(begin)

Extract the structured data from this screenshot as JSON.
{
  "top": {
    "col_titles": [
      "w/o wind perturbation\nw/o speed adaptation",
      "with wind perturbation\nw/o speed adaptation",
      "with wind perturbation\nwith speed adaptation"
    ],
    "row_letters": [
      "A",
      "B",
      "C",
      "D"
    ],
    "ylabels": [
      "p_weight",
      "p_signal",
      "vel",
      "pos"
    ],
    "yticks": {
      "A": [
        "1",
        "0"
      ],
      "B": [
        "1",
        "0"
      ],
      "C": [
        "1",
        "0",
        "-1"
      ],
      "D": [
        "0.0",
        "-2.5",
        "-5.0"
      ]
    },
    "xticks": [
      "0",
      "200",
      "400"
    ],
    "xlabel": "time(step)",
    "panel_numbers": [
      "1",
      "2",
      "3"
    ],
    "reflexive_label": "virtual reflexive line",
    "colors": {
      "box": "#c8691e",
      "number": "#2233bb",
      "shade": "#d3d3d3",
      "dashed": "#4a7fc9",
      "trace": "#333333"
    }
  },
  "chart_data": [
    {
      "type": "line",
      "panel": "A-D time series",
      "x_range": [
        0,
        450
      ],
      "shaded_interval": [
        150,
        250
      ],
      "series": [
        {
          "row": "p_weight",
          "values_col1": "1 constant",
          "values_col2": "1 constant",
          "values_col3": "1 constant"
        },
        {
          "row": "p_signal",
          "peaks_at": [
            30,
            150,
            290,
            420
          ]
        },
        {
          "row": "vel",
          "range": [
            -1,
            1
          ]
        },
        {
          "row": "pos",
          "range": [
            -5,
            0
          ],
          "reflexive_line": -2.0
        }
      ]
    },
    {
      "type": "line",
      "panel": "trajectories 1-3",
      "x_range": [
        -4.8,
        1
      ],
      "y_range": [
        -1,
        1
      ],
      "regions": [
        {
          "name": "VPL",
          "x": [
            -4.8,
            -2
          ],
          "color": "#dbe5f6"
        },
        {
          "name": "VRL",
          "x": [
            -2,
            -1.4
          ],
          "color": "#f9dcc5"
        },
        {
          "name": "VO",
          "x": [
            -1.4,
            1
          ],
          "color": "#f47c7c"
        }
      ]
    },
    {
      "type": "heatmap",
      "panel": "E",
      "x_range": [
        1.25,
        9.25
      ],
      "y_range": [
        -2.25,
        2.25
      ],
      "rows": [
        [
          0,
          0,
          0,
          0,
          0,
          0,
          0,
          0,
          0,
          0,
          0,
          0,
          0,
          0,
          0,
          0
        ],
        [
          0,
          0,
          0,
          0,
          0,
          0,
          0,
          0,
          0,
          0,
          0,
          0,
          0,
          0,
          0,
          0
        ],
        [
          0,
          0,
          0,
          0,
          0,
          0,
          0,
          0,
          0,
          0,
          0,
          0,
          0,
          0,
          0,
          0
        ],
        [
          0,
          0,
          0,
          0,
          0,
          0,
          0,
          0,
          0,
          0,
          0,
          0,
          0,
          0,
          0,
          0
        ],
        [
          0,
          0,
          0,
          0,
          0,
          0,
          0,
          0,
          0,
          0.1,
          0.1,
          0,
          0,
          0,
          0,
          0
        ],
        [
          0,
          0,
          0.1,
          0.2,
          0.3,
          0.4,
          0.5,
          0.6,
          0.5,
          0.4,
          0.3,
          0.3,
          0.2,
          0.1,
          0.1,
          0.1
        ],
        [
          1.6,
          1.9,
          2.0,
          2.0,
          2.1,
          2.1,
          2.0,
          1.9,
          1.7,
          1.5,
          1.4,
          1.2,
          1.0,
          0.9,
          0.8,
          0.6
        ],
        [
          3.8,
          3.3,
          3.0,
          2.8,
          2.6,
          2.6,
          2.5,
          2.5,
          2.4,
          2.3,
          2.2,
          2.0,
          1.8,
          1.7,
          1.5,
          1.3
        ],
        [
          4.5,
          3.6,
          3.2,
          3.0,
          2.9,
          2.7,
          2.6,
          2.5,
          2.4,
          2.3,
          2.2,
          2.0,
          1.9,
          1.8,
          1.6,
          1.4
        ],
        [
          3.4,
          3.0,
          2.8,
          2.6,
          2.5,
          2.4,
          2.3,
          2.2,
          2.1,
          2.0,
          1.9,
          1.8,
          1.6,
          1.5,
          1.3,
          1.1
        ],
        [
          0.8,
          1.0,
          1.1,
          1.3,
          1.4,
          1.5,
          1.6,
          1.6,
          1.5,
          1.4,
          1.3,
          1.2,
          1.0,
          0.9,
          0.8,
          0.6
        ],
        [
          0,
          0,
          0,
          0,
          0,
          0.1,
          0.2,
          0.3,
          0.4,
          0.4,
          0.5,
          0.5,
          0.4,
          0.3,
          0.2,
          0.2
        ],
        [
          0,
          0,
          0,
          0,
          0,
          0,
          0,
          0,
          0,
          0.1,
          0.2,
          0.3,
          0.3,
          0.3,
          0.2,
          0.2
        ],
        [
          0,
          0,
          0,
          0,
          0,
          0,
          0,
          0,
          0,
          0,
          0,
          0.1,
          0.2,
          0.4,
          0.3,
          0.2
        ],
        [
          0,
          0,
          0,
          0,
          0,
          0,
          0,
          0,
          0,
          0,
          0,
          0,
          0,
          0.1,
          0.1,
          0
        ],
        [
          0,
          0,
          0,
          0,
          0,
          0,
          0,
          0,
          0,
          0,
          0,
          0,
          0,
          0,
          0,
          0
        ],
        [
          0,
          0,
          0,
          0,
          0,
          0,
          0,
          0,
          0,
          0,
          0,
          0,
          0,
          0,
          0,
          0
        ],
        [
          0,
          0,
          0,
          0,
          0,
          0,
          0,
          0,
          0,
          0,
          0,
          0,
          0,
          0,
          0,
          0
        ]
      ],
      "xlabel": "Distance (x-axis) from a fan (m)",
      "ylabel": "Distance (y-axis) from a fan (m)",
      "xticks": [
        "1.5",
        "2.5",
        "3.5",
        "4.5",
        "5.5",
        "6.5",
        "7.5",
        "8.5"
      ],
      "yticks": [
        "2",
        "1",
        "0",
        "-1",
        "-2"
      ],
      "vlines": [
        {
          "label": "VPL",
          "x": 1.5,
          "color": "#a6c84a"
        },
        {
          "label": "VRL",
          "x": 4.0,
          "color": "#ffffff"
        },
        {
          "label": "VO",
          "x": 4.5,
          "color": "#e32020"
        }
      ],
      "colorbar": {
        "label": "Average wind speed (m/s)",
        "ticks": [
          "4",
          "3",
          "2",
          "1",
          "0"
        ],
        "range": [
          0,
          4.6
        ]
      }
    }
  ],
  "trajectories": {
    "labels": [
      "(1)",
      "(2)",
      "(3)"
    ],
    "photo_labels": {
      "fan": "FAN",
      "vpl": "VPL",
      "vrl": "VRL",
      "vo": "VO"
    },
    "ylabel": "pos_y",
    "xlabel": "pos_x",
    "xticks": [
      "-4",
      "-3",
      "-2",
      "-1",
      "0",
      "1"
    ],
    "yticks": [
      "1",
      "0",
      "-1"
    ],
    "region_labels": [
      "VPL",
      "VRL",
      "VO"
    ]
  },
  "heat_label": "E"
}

(end)

■ Given request:
Write the material out again in its entirety, exactly as shown.

■ Written answer:
Extract the structured data from this screenshot as JSON.
{
  "top": {
    "col_titles": [
      "w/o wind perturbation\nw/o speed adaptation",
      "with wind perturbation\nw/o speed adaptation",
      "with wind perturbation\nwith speed adaptation"
    ],
    "row_letters": [
      "A",
      "B",
      "C",
      "D"
    ],
    "ylabels": [
      "p_weight",
      "p_signal",
      "vel",
      "pos"
    ],
    "yticks": {
      "A": [
        "1",
        "0"
      ],
      "B": [
        "1",
        "0"
      ],
      "C": [
        "1",
        "0",
        "-1"
      ],
      "D": [
        "0.0",
        "-2.5",
        "-5.0"
      ]
    },
    "xticks": [
      "0",
      "200",
      "400"
    ],
    "xlabel": "time(step)",
    "panel_numbers": [
      "1",
      "2",
      "3"
    ],
    "reflexive_label": "virtual reflexive line",
    "colors": {
      "box": "#c8691e",
      "number": "#2233bb",
      "shade": "#d3d3d3",
      "dashed": "#4a7fc9",
      "trace": "#333333"
    }
  },
  "chart_data": [
    {
      "type": "line",
      "panel": "A-D time series",
      "x_range": [
        0,
        450
      ],
      "shaded_interval": [
        150,
        250
      ],
      "series": [
        {
          "row": "p_weight",
          "values_col1": "1 constant",
          "values_col2": "1 constant",
          "values_col3": "1 constant"
        },
        {
          "row": "p_signal",
          "peaks_at": [
            30,
            150,
            290,
            420
          ]
        },
        {
          "row": "vel",
          "range": [
            -1,
            1
          ]
        },
        {
          "row": "pos",
          "range": [
            -5,
            0
          ],
          "reflexive_line": -2.0
        }
      ]
    },
    {
      "type": "line",
      "panel": "trajectories 1-3",
      "x_range": [
        -4.8,
        1
      ],
      "y_range": [
        -1,
        1
      ],
      "regions": [
        {
          "name": "VPL",
          "x": [
            -4.8,
            -2
          ],
          "color": "#dbe5f6"
        },
        {
          "name": "VRL",
          "x": [
            -2,
            -1.4
          ],
          "color": "#f9dcc5"
        },
        {
          "name": "VO",
          "x": [
            -1.4,
            1
          ],
          "color": "#f47c7c"
        }
      ]
    },
    {
      "type": "heatmap",
      "panel": "E",
      "x_range": [
        1.25,
        9.25
      ],
      "y_range": [
        -2.25,
        2.25
      ],
      "rows": [
        [
          0,
          0,
          0,
          0,
          0,
          0,
          0,
          0,
          0,
          0,
          0,
          0,
          0,
          0,
          0,
          0
        ],
        [
          0,
          0,
          0,
          0,
          0,
          0,
          0,
          0,
          0,
          0,
          0,
          0,
          0,
          0,
          0,
          0
        ],
        [
          0,
          0,
          0,
          0,
          0,
          0,
          0,
          0,
          0,
          0,
          0,
          0,
          0,
          0,
          0,
          0
        ],
        [
          0,
          0,
          0,
          0,
          0,
          0,
          0,
          0,
          0,
          0,
          0,
          0,
          0,
          0,
          0,
          0
        ],
        [
          0,
          0,
          0,
          0,
          0,
          0,
          0,
          0,
          0,
          0.1,
          0.1,
          0,
          0,
          0,
          0,
          0
        ],
        [
          0,
          0,
          0.1,
          0.2,
          0.3,
          0.4,
          0.5,
          0.6,
          0.5,
          0.4,
          0.3,
          0.3,
          0.2,
          0.1,
          0.1,
          0.1
        ],
        [
          1.6,
          1.9,
          2.0,
          2.0,
          2.1,
          2.1,
          2.0,
          1.9,
          1.7,
          1.5,
          1.4,
          1.2,
          1.0,
          0.9,
          0.8,
          0.6
        ],
        [
          3.8,
          3.3,
          3.0,
          2.8,
          2.6,
          2.6,
          2.5,
          2.5,
          2.4,
          2.3,
          2.2,
          2.0,
          1.8,
          1.7,
          1.5,
          1.3
        ],
        [
          4.5,
          3.6,
          3.2,
          3.0,
          2.9,
          2.7,
          2.6,
          2.5,
          2.4,
          2.3,
          2.2,
          2.0,
          1.9,
          1.8,
          1.6,
          1.4
        ],
        [
          3.4,
          3.0,
          2.8,
          2.6,
          2.5,
          2.4,
          2.3,
          2.2,
          2.1,
          2.0,
          1.9,
          1.8,
          1.6,
          1.5,
          1.3,
          1.1
        ],
        [
          0.8,
          1.0,
          1.1,
          1.3,
          1.4,
          1.5,
          1.6,
          1.6,
          1.5,
          1.4,
          1.3,
          1.2,
          1.0,
          0.9,
          0.8,
          0.6
        ],
        [
          0,
          0,
          0,
          0,
          0,
          0.1,
          0.2,
          0.3,
          0.4,
          0.4,
          0.5,
          0.5,
          0.4,
          0.3,
          0.2,
          0.2
        ],
        [
          0,
          0,
          0,
          0,
          0,
          0,
          0,
          0,
          0,
          0.1,
          0.2,
          0.3,
          0.3,
          0.3,
          0.2,
          0.2
        ],
        [
          0,
          0,
          0,
          0,
          0,
          0,
          0,
          0,
          0,
          0,
          0,
          0.1,
          0.2,
          0.4,
          0.3,
          0.2
        ],
        [
          0,
          0,
          0,
          0,
          0,
          0,
          0,
          0,
          0,
          0,
          0,
          0,
          0,
          0.1,
          0.1,
          0
        ],
        [
          0,
          0,
          0,
          0,
          0,
          0,
          0,
          0,
          0,
          0,
          0,
          0,
          0,
          0,
          0,
          0
        ],
        [
          0,
          0,
          0,
          0,
          0,
          0,
          0,
          0,
          0,
          0,
          0,
          0,
          0,
          0,
          0,
          0
        ],
        [
          0,
          0,
          0,
          0,
          0,
          0,
          0,
          0,
          0,
          0,
          0,
          0,
          0,
          0,
          0,
          0
        ]
      ],
      "xlabel": "Distance (x-axis) from a fan (m)",
      "ylabel": "Distance (y-axis) from a fan (m)",
      "xticks": [
        "1.5",
        "2.5",
        "3.5",
        "4.5",
        "5.5",
        "6.5",
        "7.5",
        "8.5"
      ],
      "yticks": [
        "2",
        "1",
        "0",
        "-1",
        "-2"
      ],
      "vlines": [
        {
          "label": "VPL",
          "x": 1.5,
          "color": "#a6c84a"
        },
        {
          "label": "VRL",
          "x": 4.0,
          "color": "#ffffff"
        },
        {
          "label": "VO",
          "x": 4.5,
          "color": "#e32020"
        }
      ],
      "colorbar": {
        "label": "Average wind speed (m/s)",
        "ticks": [
          "4",
          "3",
          "2",
          "1",
          "0"
        ],
        "range": [
          0,
          4.6
        ]
      }
    }
  ],
  "trajectories": {
    "labels": [
      "(1)",
      "(2)",
      "(3)"
    ],
    "photo_labels": {
      "fan": "FAN",
      "vpl": "VPL",
      "vrl": "VRL",
      "vo": "VO"
    },
    "ylabel": "pos_y",
    "xlabel": "pos_x",
    "xticks": [
      "-4",
      "-3",
      "-2",
      "-1",
      "0",
      "1"
    ],
    "yticks": [
      "1",
      "0",
      "-1"
    ],
    "region_labels": [
      "VPL",
      "VRL",
      "VO"
    ]
  },
  "heat_label": "E"
}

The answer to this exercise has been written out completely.